Information supplied –
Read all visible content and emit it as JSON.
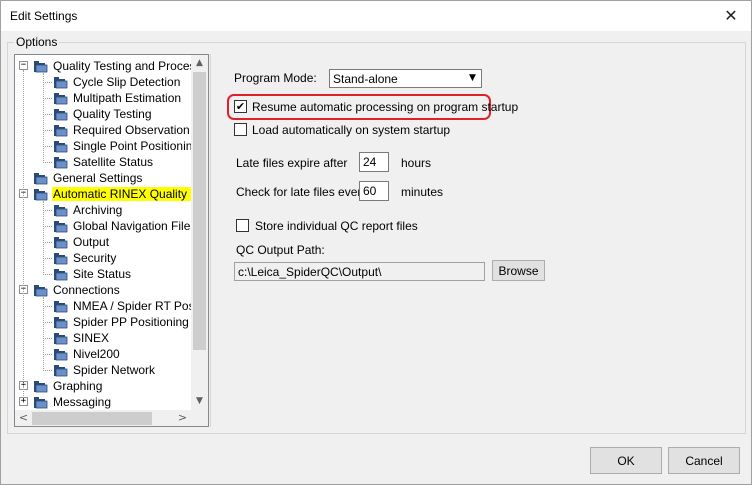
{
  "window": {
    "title": "Edit Settings",
    "close_glyph": "✕"
  },
  "options_group": {
    "label": "Options"
  },
  "tree": {
    "nodes": [
      {
        "label": "Quality Testing and Process",
        "depth": 0,
        "expander": "−"
      },
      {
        "label": "Cycle Slip Detection",
        "depth": 1
      },
      {
        "label": "Multipath Estimation",
        "depth": 1
      },
      {
        "label": "Quality Testing",
        "depth": 1
      },
      {
        "label": "Required Observation T",
        "depth": 1
      },
      {
        "label": "Single Point Positioning",
        "depth": 1
      },
      {
        "label": "Satellite Status",
        "depth": 1
      },
      {
        "label": "General Settings",
        "depth": 0
      },
      {
        "label": "Automatic RINEX Quality Ch",
        "depth": 0,
        "expander": "−",
        "selected": true
      },
      {
        "label": "Archiving",
        "depth": 1
      },
      {
        "label": "Global Navigation Files",
        "depth": 1
      },
      {
        "label": "Output",
        "depth": 1
      },
      {
        "label": "Security",
        "depth": 1
      },
      {
        "label": "Site Status",
        "depth": 1
      },
      {
        "label": "Connections",
        "depth": 0,
        "expander": "−"
      },
      {
        "label": "NMEA / Spider RT Posi",
        "depth": 1
      },
      {
        "label": "Spider PP Positioning",
        "depth": 1
      },
      {
        "label": "SINEX",
        "depth": 1
      },
      {
        "label": "Nivel200",
        "depth": 1
      },
      {
        "label": "Spider Network",
        "depth": 1
      },
      {
        "label": "Graphing",
        "depth": 0,
        "expander": "+"
      },
      {
        "label": "Messaging",
        "depth": 0,
        "expander": "+"
      }
    ],
    "scroll_up": "▲",
    "scroll_down": "▼",
    "scroll_left": "<",
    "scroll_right": ">"
  },
  "settings": {
    "program_mode_label": "Program Mode:",
    "program_mode_value": "Stand-alone",
    "dropdown_glyph": "▼",
    "resume_label": "Resume automatic processing on program startup",
    "resume_checked": true,
    "load_label": "Load automatically on system startup",
    "load_checked": false,
    "late_expire_label": "Late files expire after",
    "late_expire_value": "24",
    "late_expire_unit": "hours",
    "check_late_label": "Check for late files every",
    "check_late_value": "60",
    "check_late_unit": "minutes",
    "store_qc_label": "Store individual QC report files",
    "store_qc_checked": false,
    "qc_path_label": "QC Output Path:",
    "qc_path_value": "c:\\Leica_SpiderQC\\Output\\",
    "browse_label": "Browse",
    "check_glyph": "✔"
  },
  "footer": {
    "ok_label": "OK",
    "cancel_label": "Cancel"
  },
  "colors": {
    "selection": "#ffff00",
    "highlight_outline": "#e0202a",
    "folder": "#2a4a7a"
  }
}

Prompt – Only the number is wanted: how many lines in the preceding entries hold the string "Testing"?

Answer in full – 2